* _INSTRUCTION_: Copy every line of the entries that includes the word "也非人工智能采用者".

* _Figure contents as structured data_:
▼

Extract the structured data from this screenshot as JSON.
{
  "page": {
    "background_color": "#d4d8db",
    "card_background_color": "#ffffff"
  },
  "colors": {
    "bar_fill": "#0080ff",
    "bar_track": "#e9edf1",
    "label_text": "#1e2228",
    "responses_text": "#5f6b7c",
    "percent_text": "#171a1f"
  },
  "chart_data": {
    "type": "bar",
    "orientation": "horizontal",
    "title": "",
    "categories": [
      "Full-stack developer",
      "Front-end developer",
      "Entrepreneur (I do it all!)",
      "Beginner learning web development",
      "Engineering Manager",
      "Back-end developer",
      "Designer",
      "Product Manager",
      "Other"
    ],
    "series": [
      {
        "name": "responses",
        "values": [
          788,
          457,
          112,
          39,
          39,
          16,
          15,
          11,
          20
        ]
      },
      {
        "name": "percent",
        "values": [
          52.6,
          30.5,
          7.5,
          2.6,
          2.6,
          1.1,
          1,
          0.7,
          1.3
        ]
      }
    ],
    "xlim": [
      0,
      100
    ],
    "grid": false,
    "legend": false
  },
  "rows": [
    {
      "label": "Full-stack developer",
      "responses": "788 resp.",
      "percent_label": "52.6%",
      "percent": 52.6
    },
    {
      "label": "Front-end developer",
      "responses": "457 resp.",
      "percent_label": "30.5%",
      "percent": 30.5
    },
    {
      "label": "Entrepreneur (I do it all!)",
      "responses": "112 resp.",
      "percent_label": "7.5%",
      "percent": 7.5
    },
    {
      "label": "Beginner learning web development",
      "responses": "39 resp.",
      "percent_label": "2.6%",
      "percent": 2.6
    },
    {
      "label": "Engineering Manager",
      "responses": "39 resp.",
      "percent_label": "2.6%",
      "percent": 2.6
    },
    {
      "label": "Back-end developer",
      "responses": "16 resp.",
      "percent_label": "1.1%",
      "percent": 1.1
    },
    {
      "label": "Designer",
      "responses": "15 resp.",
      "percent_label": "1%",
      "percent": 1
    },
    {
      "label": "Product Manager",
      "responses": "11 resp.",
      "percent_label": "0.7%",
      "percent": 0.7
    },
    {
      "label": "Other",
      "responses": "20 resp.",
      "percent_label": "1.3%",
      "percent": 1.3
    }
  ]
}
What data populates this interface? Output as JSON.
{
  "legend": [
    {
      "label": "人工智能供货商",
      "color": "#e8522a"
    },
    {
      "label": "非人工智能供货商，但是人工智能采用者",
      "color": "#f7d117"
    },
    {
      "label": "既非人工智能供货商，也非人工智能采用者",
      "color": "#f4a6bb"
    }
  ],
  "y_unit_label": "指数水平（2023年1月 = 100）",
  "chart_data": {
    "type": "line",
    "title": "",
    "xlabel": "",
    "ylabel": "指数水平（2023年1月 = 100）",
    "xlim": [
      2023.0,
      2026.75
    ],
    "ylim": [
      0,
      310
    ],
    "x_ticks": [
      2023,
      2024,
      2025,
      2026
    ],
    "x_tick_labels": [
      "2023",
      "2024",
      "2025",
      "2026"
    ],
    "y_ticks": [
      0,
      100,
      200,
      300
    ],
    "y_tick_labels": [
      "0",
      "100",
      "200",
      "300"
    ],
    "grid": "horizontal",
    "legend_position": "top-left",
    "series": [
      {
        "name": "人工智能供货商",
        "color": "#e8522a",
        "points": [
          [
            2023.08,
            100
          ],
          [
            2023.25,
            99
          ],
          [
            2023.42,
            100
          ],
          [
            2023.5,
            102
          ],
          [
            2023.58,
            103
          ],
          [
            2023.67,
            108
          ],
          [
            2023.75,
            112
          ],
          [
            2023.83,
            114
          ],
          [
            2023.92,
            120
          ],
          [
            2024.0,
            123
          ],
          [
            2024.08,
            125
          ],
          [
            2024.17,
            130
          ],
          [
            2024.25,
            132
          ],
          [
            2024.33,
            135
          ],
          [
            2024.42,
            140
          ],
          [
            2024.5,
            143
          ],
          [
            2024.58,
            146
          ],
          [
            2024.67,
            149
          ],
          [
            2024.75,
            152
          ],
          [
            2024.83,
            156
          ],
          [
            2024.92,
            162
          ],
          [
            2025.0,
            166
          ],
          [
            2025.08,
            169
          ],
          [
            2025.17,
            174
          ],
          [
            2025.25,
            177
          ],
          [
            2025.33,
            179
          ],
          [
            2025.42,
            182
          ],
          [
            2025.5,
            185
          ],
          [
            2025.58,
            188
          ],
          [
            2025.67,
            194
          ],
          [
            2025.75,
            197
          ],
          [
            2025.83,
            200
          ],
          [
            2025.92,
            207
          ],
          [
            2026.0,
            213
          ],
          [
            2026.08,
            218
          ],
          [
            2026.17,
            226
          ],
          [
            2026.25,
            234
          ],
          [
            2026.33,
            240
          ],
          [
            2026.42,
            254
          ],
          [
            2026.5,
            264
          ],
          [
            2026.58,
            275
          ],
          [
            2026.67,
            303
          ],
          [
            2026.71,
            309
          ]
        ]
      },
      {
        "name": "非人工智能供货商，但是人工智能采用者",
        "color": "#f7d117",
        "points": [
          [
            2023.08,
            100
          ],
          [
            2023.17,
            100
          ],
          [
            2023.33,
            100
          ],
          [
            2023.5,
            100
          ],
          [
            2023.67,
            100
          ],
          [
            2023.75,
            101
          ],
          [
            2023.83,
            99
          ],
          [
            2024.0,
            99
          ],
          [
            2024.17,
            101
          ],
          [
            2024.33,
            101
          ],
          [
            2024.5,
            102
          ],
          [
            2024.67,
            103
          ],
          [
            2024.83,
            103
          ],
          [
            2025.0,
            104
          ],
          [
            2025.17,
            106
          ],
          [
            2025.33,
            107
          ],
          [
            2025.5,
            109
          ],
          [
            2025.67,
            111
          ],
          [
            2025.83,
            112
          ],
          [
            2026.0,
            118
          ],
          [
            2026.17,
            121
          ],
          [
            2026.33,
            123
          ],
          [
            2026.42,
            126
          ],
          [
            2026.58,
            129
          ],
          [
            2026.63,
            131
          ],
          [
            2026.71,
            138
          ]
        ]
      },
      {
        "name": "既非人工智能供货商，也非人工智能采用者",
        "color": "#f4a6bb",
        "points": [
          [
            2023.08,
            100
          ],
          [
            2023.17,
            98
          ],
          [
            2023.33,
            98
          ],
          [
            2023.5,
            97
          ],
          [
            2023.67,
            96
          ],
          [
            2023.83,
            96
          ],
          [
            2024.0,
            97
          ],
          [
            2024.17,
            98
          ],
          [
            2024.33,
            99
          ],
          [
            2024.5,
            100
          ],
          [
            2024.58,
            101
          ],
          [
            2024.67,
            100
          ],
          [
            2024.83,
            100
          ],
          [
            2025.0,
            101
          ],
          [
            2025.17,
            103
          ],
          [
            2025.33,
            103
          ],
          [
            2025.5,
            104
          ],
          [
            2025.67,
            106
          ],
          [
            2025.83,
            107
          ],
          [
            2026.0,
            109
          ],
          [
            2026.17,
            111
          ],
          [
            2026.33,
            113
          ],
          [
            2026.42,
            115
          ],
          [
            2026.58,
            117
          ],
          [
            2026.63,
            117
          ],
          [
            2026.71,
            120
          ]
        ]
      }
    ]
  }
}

▲

* _EXERCISE ANSWER_:
      "label": "既非人工智能供货商，也非人工智能采用者",
        "name": "既非人工智能供货商，也非人工智能采用者",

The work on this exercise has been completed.